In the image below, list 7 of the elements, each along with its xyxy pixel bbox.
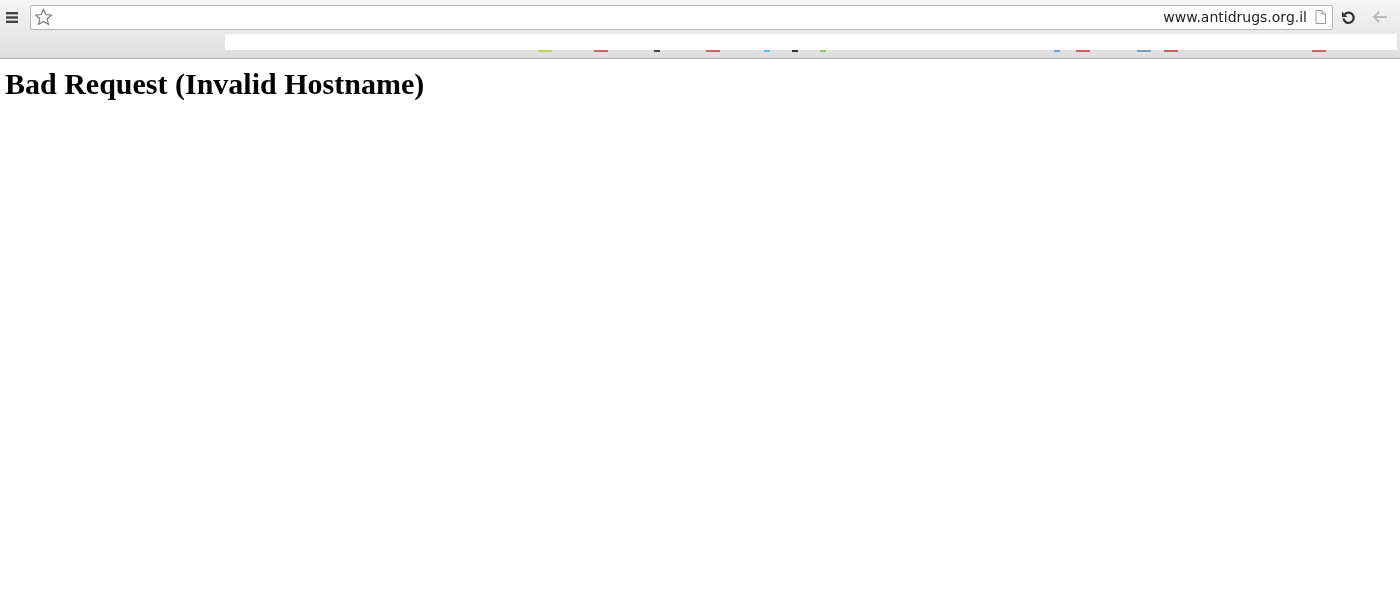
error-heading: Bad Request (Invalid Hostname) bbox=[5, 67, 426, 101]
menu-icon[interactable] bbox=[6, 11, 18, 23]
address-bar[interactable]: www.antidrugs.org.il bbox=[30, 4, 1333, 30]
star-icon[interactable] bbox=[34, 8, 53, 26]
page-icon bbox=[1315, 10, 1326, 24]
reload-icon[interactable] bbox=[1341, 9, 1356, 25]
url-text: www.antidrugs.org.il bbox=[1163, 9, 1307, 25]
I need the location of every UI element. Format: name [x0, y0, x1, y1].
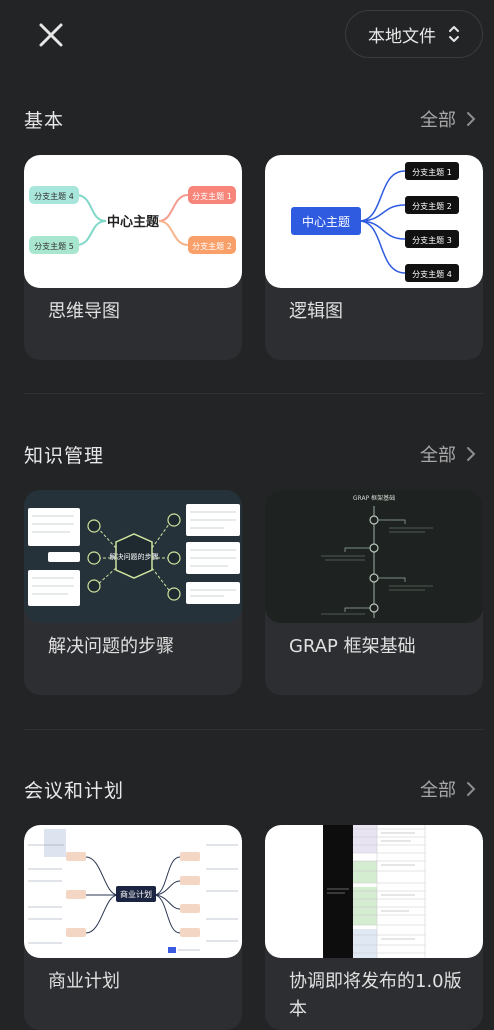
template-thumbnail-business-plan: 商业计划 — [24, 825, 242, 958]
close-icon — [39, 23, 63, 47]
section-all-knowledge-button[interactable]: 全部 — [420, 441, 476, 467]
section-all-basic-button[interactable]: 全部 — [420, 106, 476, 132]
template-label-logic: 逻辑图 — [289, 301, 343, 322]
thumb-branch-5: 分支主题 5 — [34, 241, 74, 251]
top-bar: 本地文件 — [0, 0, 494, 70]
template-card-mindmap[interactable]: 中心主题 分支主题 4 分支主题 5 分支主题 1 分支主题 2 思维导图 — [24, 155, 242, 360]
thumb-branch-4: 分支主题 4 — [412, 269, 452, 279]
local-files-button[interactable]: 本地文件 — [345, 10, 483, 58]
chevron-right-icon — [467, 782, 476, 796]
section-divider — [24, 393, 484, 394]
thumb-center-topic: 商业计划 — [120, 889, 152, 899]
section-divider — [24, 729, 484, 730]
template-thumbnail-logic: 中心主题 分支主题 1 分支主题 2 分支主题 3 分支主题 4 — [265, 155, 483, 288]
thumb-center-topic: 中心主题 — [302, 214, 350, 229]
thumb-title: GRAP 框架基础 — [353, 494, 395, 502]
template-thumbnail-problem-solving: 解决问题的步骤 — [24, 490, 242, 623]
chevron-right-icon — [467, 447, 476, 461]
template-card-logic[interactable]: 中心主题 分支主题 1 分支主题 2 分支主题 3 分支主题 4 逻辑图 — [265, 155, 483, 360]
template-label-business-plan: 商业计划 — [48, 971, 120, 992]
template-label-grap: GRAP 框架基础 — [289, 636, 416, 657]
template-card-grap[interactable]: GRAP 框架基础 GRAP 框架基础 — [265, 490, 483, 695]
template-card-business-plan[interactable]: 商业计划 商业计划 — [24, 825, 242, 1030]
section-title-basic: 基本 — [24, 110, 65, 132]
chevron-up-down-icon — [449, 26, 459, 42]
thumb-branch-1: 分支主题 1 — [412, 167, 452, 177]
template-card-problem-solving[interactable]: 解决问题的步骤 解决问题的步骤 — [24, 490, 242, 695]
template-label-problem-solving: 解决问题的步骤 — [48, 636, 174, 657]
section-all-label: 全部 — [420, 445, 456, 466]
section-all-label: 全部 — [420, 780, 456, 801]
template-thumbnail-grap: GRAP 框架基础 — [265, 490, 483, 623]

---+---

Requirement: Convert these lines into a JSON list of strings, one string per line, skipping blank lines and omitting the pictures.

Right answer:
[
  "In the image below, list 7 of the elements, each along with its xyxy pixel bbox.",
  "error-heading: Bad Request (Invalid Hostname) bbox=[5, 67, 426, 101]",
  "menu-icon[interactable] bbox=[6, 11, 18, 23]",
  "address-bar[interactable]: www.antidrugs.org.il bbox=[30, 4, 1333, 30]",
  "star-icon[interactable] bbox=[34, 8, 53, 26]",
  "page-icon bbox=[1315, 10, 1326, 24]",
  "reload-icon[interactable] bbox=[1341, 9, 1356, 25]",
  "url-text: www.antidrugs.org.il bbox=[1163, 9, 1307, 25]",
  "I need the location of every UI element. Format: name [x0, y0, x1, y1].",
  "template-thumbnail-business-plan: 商业计划 — [24, 825, 242, 958]",
  "close-icon — [39, 23, 63, 47]",
  "section-all-knowledge-button[interactable]: 全部 — [420, 441, 476, 467]",
  "section-all-basic-button[interactable]: 全部 — [420, 106, 476, 132]",
  "template-label-logic: 逻辑图 — [289, 301, 343, 322]",
  "thumb-branch-5: 分支主题 5 — [34, 241, 74, 251]",
  "top-bar: 本地文件 — [0, 0, 494, 70]",
  "template-card-mindmap[interactable]: 中心主题 分支主题 4 分支主题 5 分支主题 1 分支主题 2 思维导图 — [24, 155, 242, 360]",
  "thumb-branch-4: 分支主题 4 — [412, 269, 452, 279]",
  "local-files-button[interactable]: 本地文件 — [345, 10, 483, 58]",
  "chevron-right-icon — [467, 782, 476, 796]",
  "section-divider — [24, 393, 484, 394]",
  "thumb-center-topic: 商业计划 — [120, 889, 152, 899]",
  "section-divider — [24, 729, 484, 730]",
  "template-thumbnail-logic: 中心主题 分支主题 1 分支主题 2 分支主题 3 分支主题 4 — [265, 155, 483, 288]",
  "thumb-center-topic: 中心主题 — [302, 214, 350, 229]",
  "thumb-title: GRAP 框架基础 — [353, 494, 395, 502]",
  "template-thumbnail-problem-solving: 解决问题的步骤 — [24, 490, 242, 623]",
  "chevron-right-icon — [467, 447, 476, 461]",
  "template-card-logic[interactable]: 中心主题 分支主题 1 分支主题 2 分支主题 3 分支主题 4 逻辑图 — [265, 155, 483, 360]",
  "template-label-business-plan: 商业计划 — [48, 971, 120, 992]",
  "template-label-grap: GRAP 框架基础 — [289, 636, 416, 657]",
  "template-card-grap[interactable]: GRAP 框架基础 GRAP 框架基础 — [265, 490, 483, 695]",
  "template-card-business-plan[interactable]: 商业计划 商业计划 — [24, 825, 242, 1030]",
  "section-title-basic: 基本 — [24, 110, 65, 132]",
  "chevron-up-down-icon — [449, 26, 459, 42]",
  "thumb-branch-1: 分支主题 1 — [412, 167, 452, 177]",
  "template-card-problem-solving[interactable]: 解决问题的步骤 解决问题的步骤 — [24, 490, 242, 695]",
  "template-label-problem-solving: 解决问题的步骤 — [48, 636, 174, 657]",
  "section-all-label: 全部 — [420, 445, 456, 466]",
  "section-all-label: 全部 — [420, 780, 456, 801]",
  "template-thumbnail-grap: GRAP 框架基础 — [265, 490, 483, 623]"
]